-- Text segment --

[Start]

It turns out Digital Society has been covering this for a while. Here’s a post from almost one year ago which, in the models George Ou discusses, is directly on point to the issues Netflix faces today. Ou returned to the topic last month and while it discusses Google, insert Netflix where it says Google or Content Provider to follow along.

The Internet is a marvel of engineering and overall does a remarkably great job at shipping vital communications around the world in a timely manner. Seriously: at no other point in history has data gone back and forth from virtually any two populated points on the globe with such little cost, redundant reliability, and outstanding speed. However new services like Netflix streaming push the limits of the network.

In the past we started out sending around text-only data. Then we started shipping images. Later we started including short video clips and animations. Over time the size and quality of those videos have gotten bigger and better. Netflix is at the higher end of the size and quality scales, but is pushed way outside the envelope in the sheer volume of video it puts out. They’re approaching one quarter of the Internet traffic at night in America.

Netflix must innovate to ensure they can continue to do this and keep their business model alive while being a good Internet citizen. Their business partners online must be able to do the same as well in order to deal with the flood of movies. FCC must not intervene and interfere with the necessary engineering and business innovation needed here.

COMMENTS

  • http://impudent.edublogs.org/ kyle8

    thank you for helping us understand this issue.

  • america1st

    Thanks, Neil. You have edjumacated me on some of the electronic back office stuff and provided the probable cause of the recent 10% increase in my Netflix charges.

  • http://www.criterionchemical.com Chemical Sam

    and a good explanation is worth a year’s worth of figuring it out sometimes.

  • scipio62

    Thanks for the real explanation of this issue.

  • http://lazarusreport.blogtownhall.com/ Tom Lesser

    This is the 21st century equivalent of the railroad arrangements in the 19th and 20th century (and still). Railroads own some of their freight cars. So let?s say a Union Pacific box car is filled at a company along the UP?s line, but its final destination is on a Norfolk Southern railroad line. The box car travels as part of a train along the UP line until it must be switched to NS train to reach its destination. NS keeps track of the number of day the UP box car is on its line (until it returns to the UP or some other railroad). NS must pay UP for the use of the box car. At the end of the year when the railroads settle up these fees, for many railroads it is a wash; using the example above NS and UP owed each other about the same amount. For a smaller railroad, if these fees go too high (if a car is on its line too long), they must either raise the rates they charge customers, renegotiate with the larger railroads, or go out of business. If they raise their rate, their customers may switch over to trucks.

    Comcast can: raise its rates to its customers, renegotiate with Level 3, or lose money.

  • http://www.hakubi.us/ Neil Stevens

    Nice pull from history.

[End]

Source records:

[Start]

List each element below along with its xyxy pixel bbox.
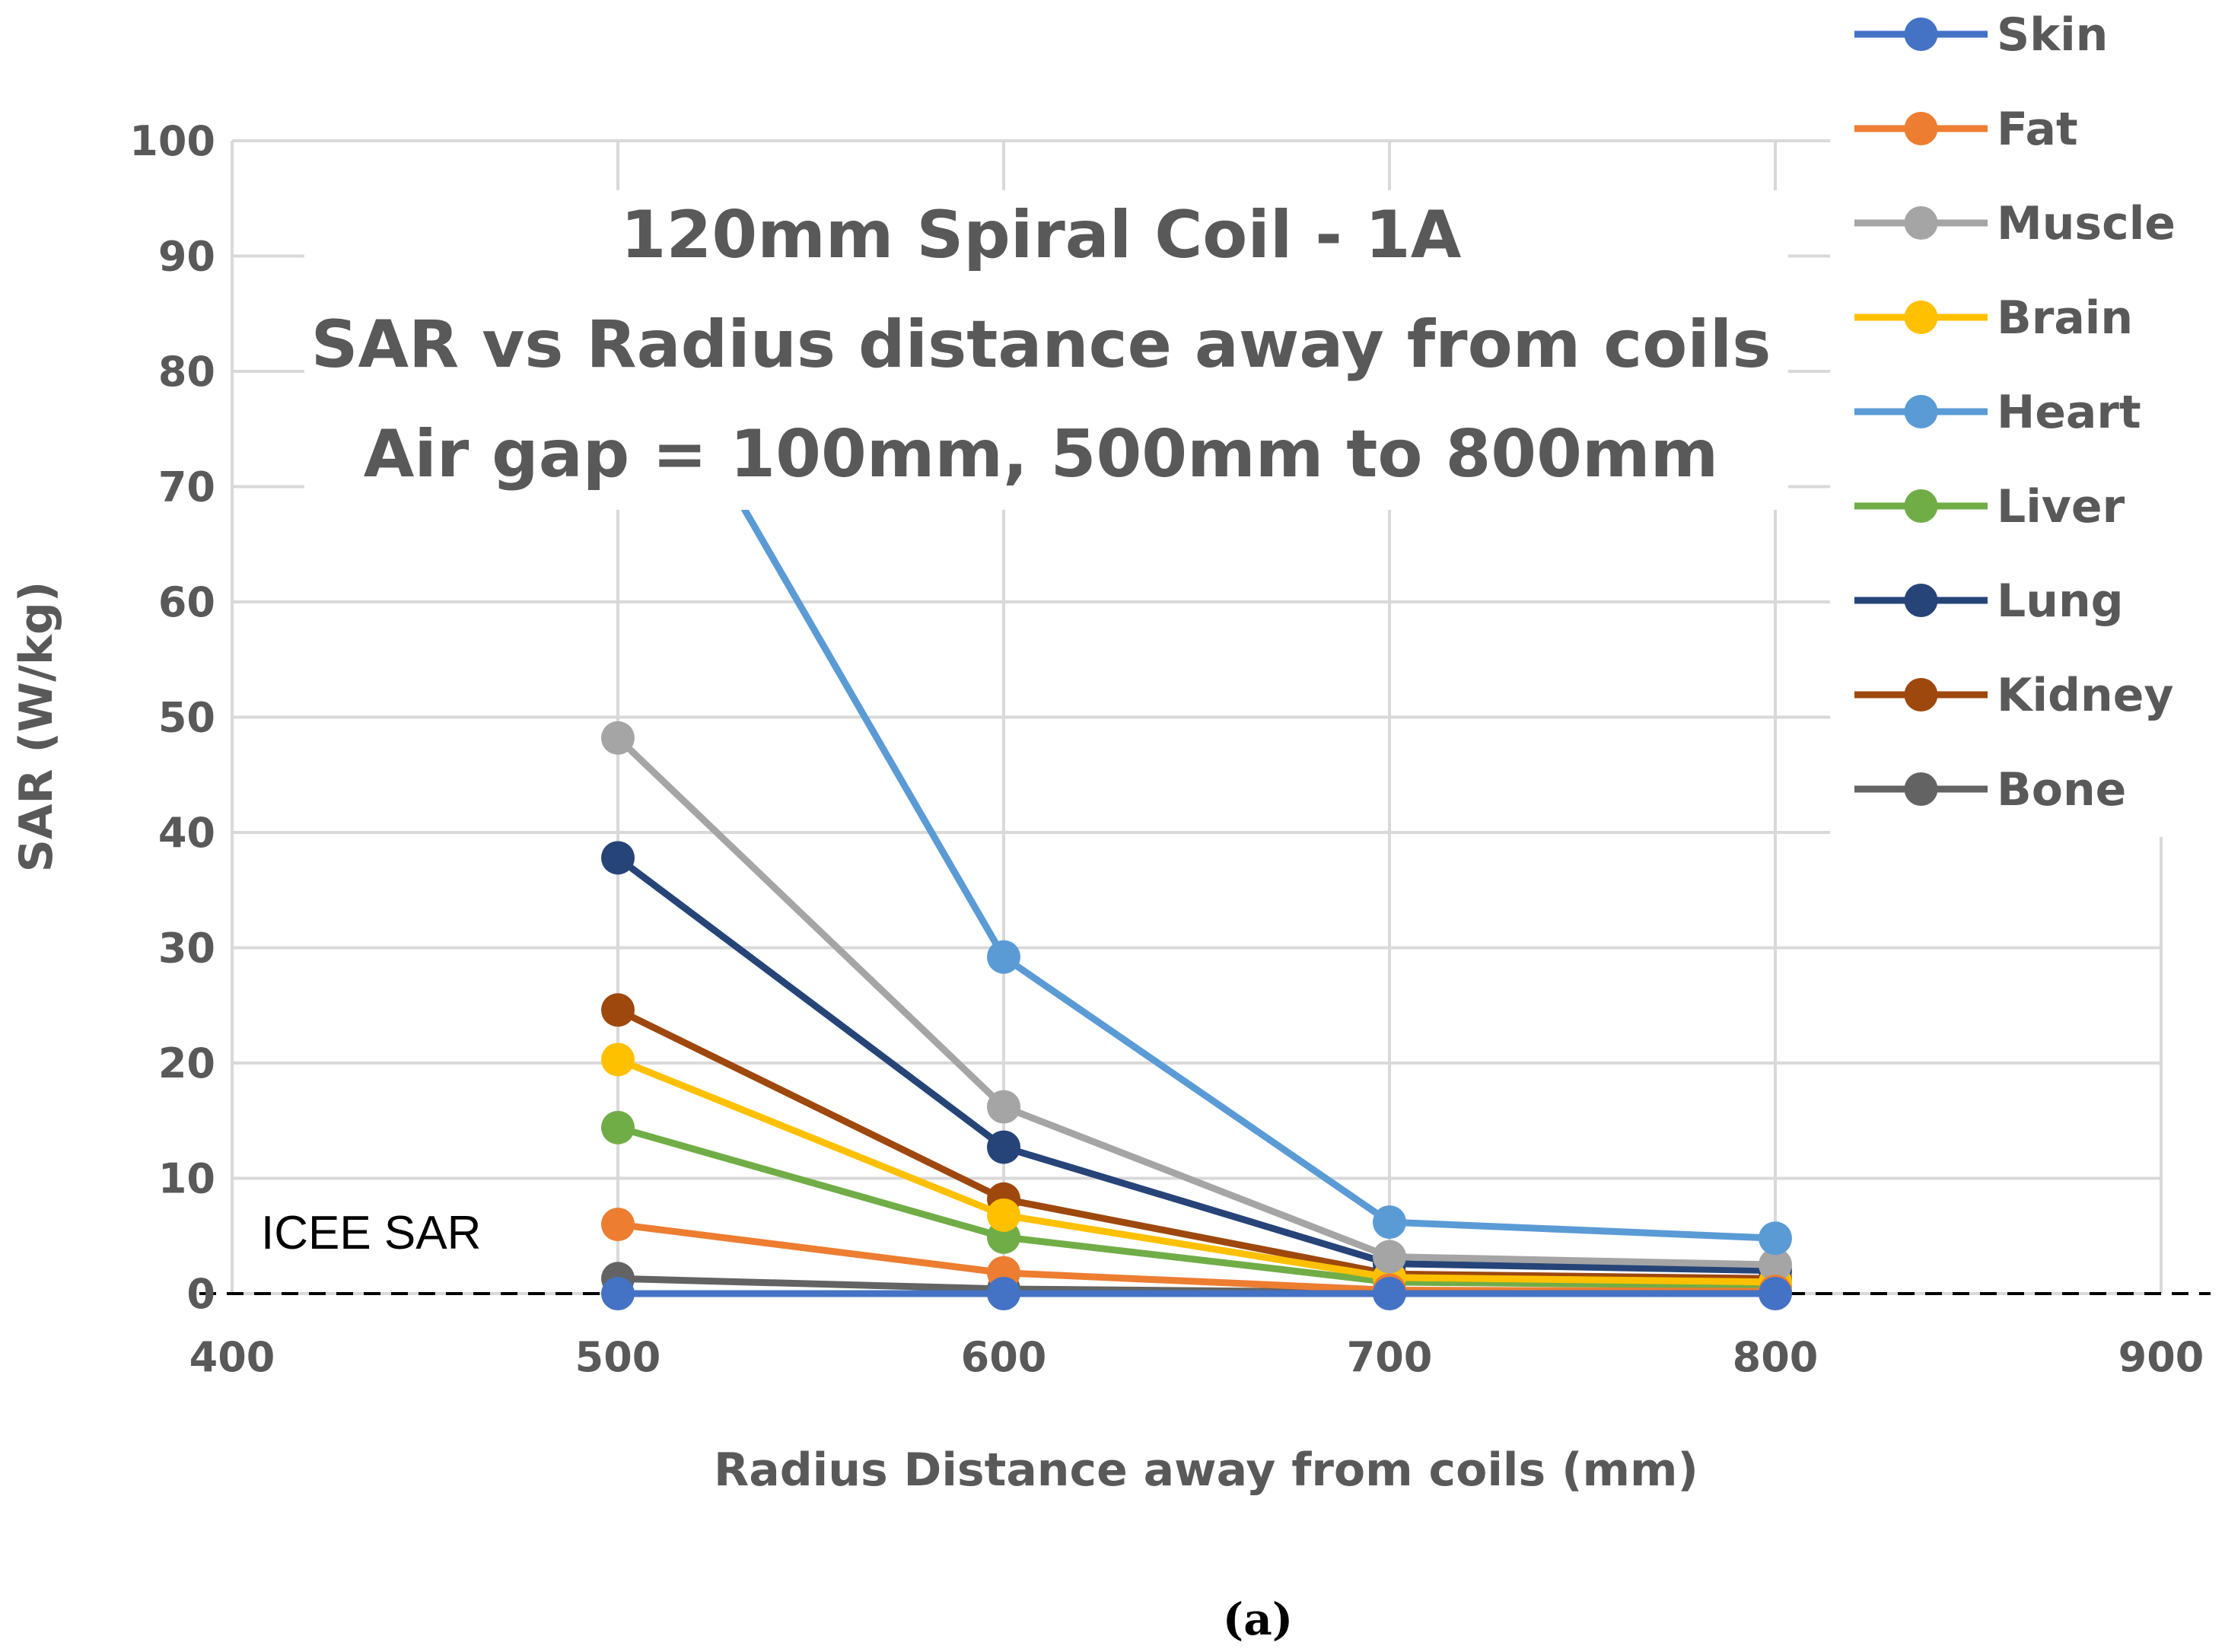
point-skin-600 — [987, 1277, 1020, 1310]
series-line-heart — [615, 288, 1776, 1242]
series-line-liver — [616, 1124, 1776, 1289]
legend-marker-brain — [1904, 301, 1938, 334]
legend-label-liver: Liver — [1997, 480, 2125, 533]
series-line-muscle — [615, 735, 1776, 1268]
point-heart-700 — [1373, 1205, 1406, 1240]
point-skin-500 — [601, 1277, 635, 1310]
point-kidney-500 — [601, 993, 635, 1027]
series-line-kidney — [616, 1007, 1776, 1282]
legend-marker-liver — [1904, 489, 1938, 523]
legend-item-liver: Liver — [1854, 480, 2125, 533]
y-tick-label-50: 50 — [158, 694, 215, 742]
legend-marker-fat — [1904, 112, 1938, 145]
legend-item-heart: Heart — [1854, 386, 2141, 439]
y-tick-label-0: 0 — [186, 1270, 215, 1318]
x-tick-label-400: 400 — [189, 1333, 275, 1381]
series-skin — [601, 1277, 1792, 1310]
y-tick-label-80: 80 — [158, 348, 215, 396]
x-tick-label-700: 700 — [1347, 1333, 1433, 1381]
point-fat-500 — [601, 1208, 635, 1242]
legend-item-brain: Brain — [1854, 291, 2133, 345]
legend-item-lung: Lung — [1854, 575, 2124, 628]
legend-label-heart: Heart — [1997, 386, 2141, 439]
point-lung-500 — [601, 841, 635, 875]
chart-title-line-2: SAR vs Radius distance away from coils — [311, 307, 1771, 383]
chart-title: 120mm Spiral Coil - 1A SAR vs Radius dis… — [304, 190, 1788, 510]
y-tick-label-10: 10 — [158, 1155, 215, 1203]
y-axis-title: SAR (W/kg) — [10, 581, 63, 873]
legend-item-muscle: Muscle — [1854, 197, 2176, 250]
point-brain-600 — [987, 1198, 1020, 1232]
legend-marker-heart — [1904, 395, 1938, 428]
x-axis-title: Radius Distance away from coils (mm) — [714, 1444, 1698, 1497]
x-tick-label-800: 800 — [1733, 1333, 1819, 1381]
legend-label-fat: Fat — [1997, 103, 2078, 156]
chart-title-line-1: 120mm Spiral Coil - 1A — [621, 197, 1462, 273]
series-muscle — [601, 721, 1792, 1282]
title-backdrop — [304, 190, 1788, 510]
legend: Skin Fat Muscle Brain Heart Liver Lung Kidney Bo… — [1830, 0, 2225, 837]
series-line-brain — [616, 1056, 1776, 1286]
point-skin-700 — [1373, 1277, 1406, 1310]
series-group — [601, 273, 1792, 1310]
series-line-lung — [616, 855, 1776, 1275]
point-muscle-500 — [601, 721, 635, 755]
legend-marker-bone — [1904, 772, 1938, 806]
point-liver-500 — [601, 1110, 635, 1144]
legend-label-muscle: Muscle — [1997, 197, 2176, 250]
tick-labels: 0 10 20 30 40 50 60 70 80 90 100 400 500 600 700 800 900 — [129, 117, 2204, 1381]
legend-marker-kidney — [1904, 678, 1938, 711]
x-tick-label-900: 900 — [2118, 1333, 2204, 1381]
y-tick-label-90: 90 — [158, 233, 215, 281]
point-muscle-700 — [1373, 1240, 1406, 1274]
point-muscle-600 — [987, 1090, 1020, 1124]
point-lung-600 — [987, 1130, 1020, 1164]
figure-caption: (a) — [1223, 1593, 1293, 1645]
legend-label-bone: Bone — [1997, 763, 2126, 816]
chart-title-line-3: Air gap = 100mm, 500mm to 800mm — [364, 416, 1718, 492]
legend-marker-muscle — [1904, 206, 1938, 240]
point-heart-600 — [987, 940, 1020, 974]
point-heart-800 — [1759, 1221, 1792, 1256]
x-tick-label-600: 600 — [961, 1333, 1047, 1381]
legend-label-kidney: Kidney — [1997, 669, 2174, 722]
y-tick-label-100: 100 — [129, 117, 215, 165]
y-tick-label-20: 20 — [158, 1039, 215, 1087]
x-tick-label-500: 500 — [575, 1333, 661, 1381]
legend-item-bone: Bone — [1854, 763, 2126, 816]
legend-item-fat: Fat — [1854, 103, 2078, 156]
y-tick-label-70: 70 — [158, 463, 215, 511]
legend-label-lung: Lung — [1997, 575, 2124, 628]
point-skin-800 — [1759, 1277, 1792, 1310]
legend-label-skin: Skin — [1997, 8, 2108, 62]
icee-sar-annotation: ICEE SAR — [261, 1207, 481, 1259]
y-tick-label-60: 60 — [158, 578, 215, 626]
point-muscle-800 — [1759, 1248, 1792, 1282]
legend-item-kidney: Kidney — [1854, 669, 2174, 722]
y-tick-label-30: 30 — [158, 925, 215, 972]
legend-item-skin: Skin — [1854, 8, 2108, 62]
legend-marker-skin — [1904, 18, 1938, 51]
legend-label-brain: Brain — [1997, 291, 2133, 345]
legend-marker-lung — [1904, 584, 1938, 617]
point-brain-500 — [601, 1042, 635, 1077]
y-tick-label-40: 40 — [158, 809, 215, 857]
series-kidney — [601, 993, 1792, 1296]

[End]

-- List of tasks --
**a.** Reproduce the passage of the Netflix post from the words "It turns out" to the words "of the network.".
**b.** Answer these from the Netflix post:
(i) What share of nighttime Internet traffic in America is Netflix said to be approaching?
(ii) Which company does George Ou's piece from last month discuss?
(iii) In the railroad comparison, what must NS pay UP for?

-- Answers to each task --
**a.**
It turns out Digital Society has been covering this for a while. Here’s a post from almost one year ago which, in the models George Ou discusses, is directly on point to the issues Netflix faces today. Ou returned to the topic last month and while it discusses Google, insert Netflix where it says Google or Content Provider to follow along.

The Internet is a marvel of engineering and overall does a remarkably great job at shipping vital communications around the world in a timely manner. Seriously: at no other point in history has data gone back and forth from virtually any two populated points on the globe with such little cost, redundant reliability, and outstanding speed. However new services like Netflix streaming push the limits of the network.

**b.**
(i) One quarter.
(ii) Google.
(iii) The use of the UP box car.